# What this task involves:
All lines in the data bearing the string "function" should be identified and copied.

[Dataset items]

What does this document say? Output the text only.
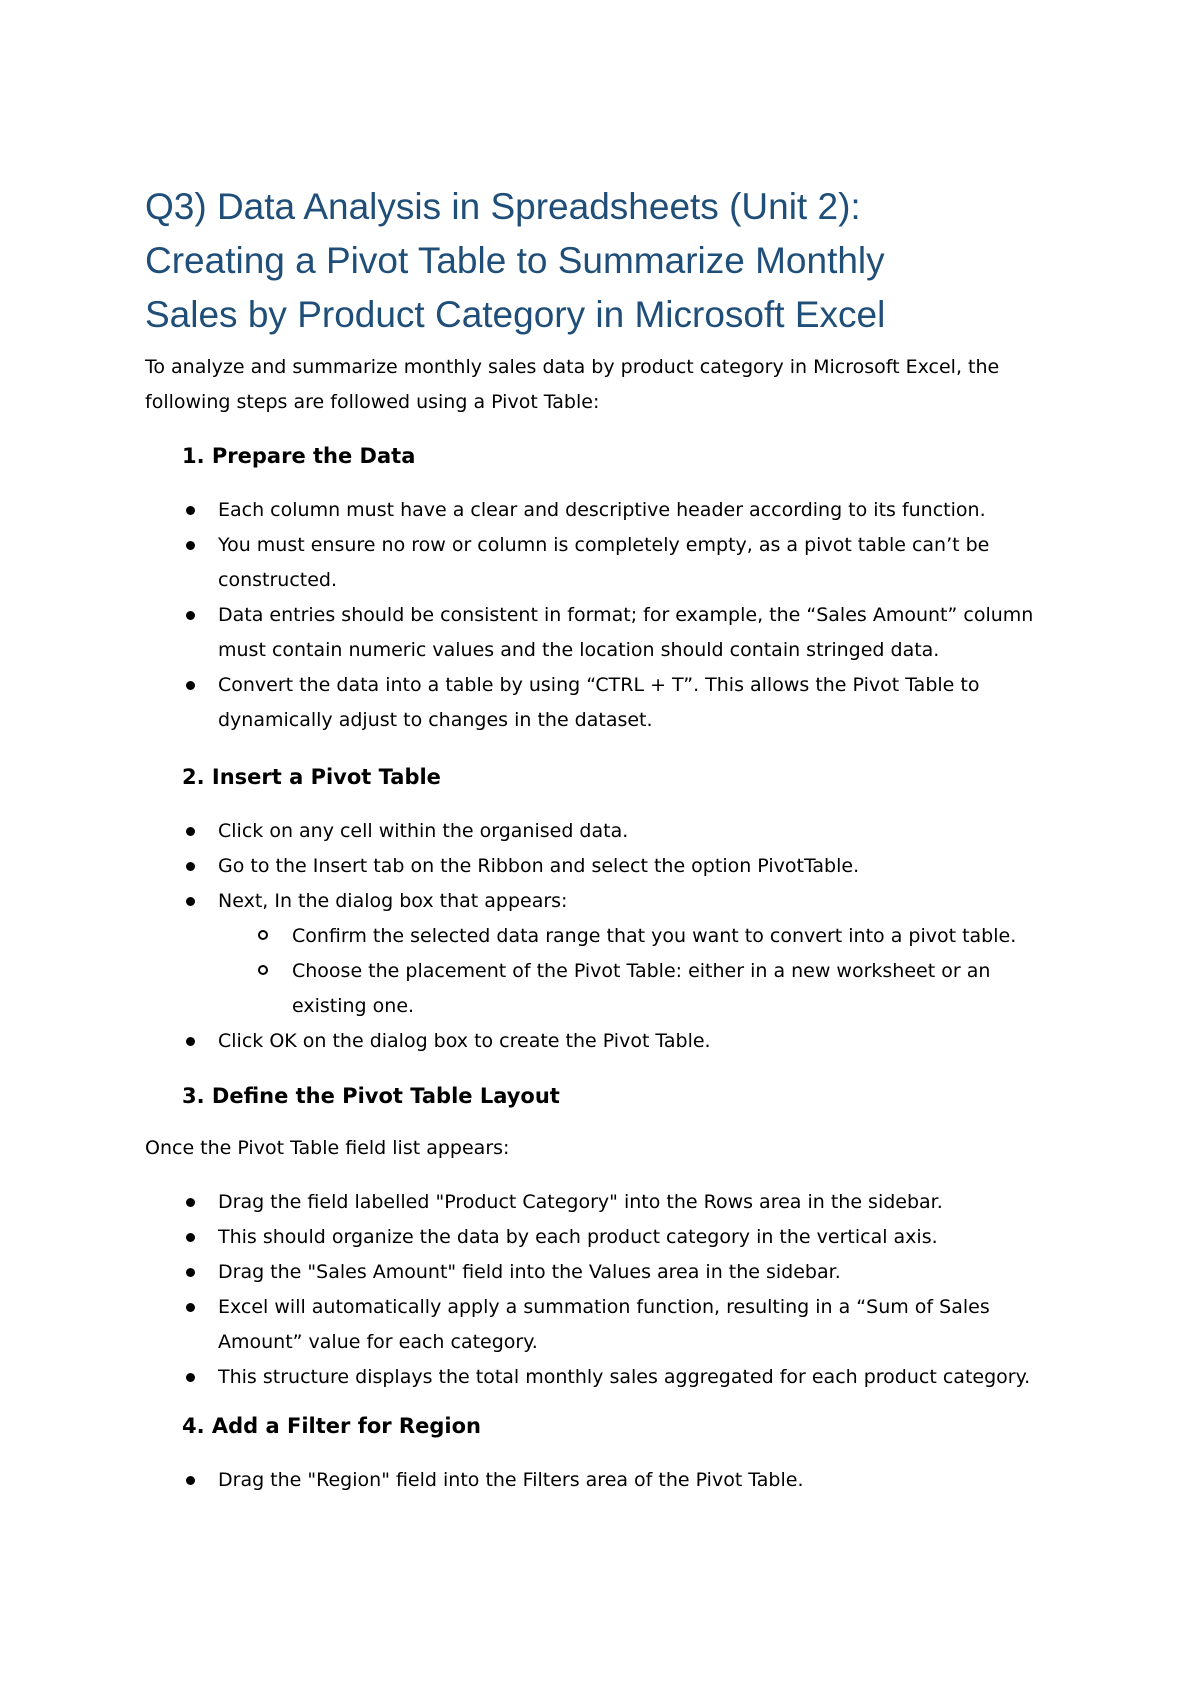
Q3) Data Analysis in Spreadsheets (Unit 2):
Creating a Pivot Table to Summarize Monthly
Sales by Product Category in Microsoft Excel

To analyze and summarize monthly sales data by product category in Microsoft Excel, the
following steps are followed using a Pivot Table:

1. Prepare the Data
Each column must have a clear and descriptive header according to its function.
You must ensure no row or column is completely empty, as a pivot table can’t be
constructed.
Data entries should be consistent in format; for example, the “Sales Amount” column
must contain numeric values and the location should contain stringed data.
Convert the data into a table by using “CTRL + T”. This allows the Pivot Table to
dynamically adjust to changes in the dataset.
2. Insert a Pivot Table
Click on any cell within the organised data.
Go to the Insert tab on the Ribbon and select the option PivotTable.
Next, In the dialog box that appears:
Confirm the selected data range that you want to convert into a pivot table.
Choose the placement of the Pivot Table: either in a new worksheet or an
existing one.
Click OK on the dialog box to create the Pivot Table.
3. Define the Pivot Table Layout

Once the Pivot Table field list appears:

Drag the field labelled "Product Category" into the Rows area in the sidebar.
This should organize the data by each product category in the vertical axis.
Drag the "Sales Amount" field into the Values area in the sidebar.
Excel will automatically apply a summation function, resulting in a “Sum of Sales
Amount” value for each category.
This structure displays the total monthly sales aggregated for each product category.
4. Add a Filter for Region
Drag the "Region" field into the Filters area of the Pivot Table.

# Result:
Each column must have a clear and descriptive header according to its function.
Excel will automatically apply a summation function, resulting in a “Sum of Sales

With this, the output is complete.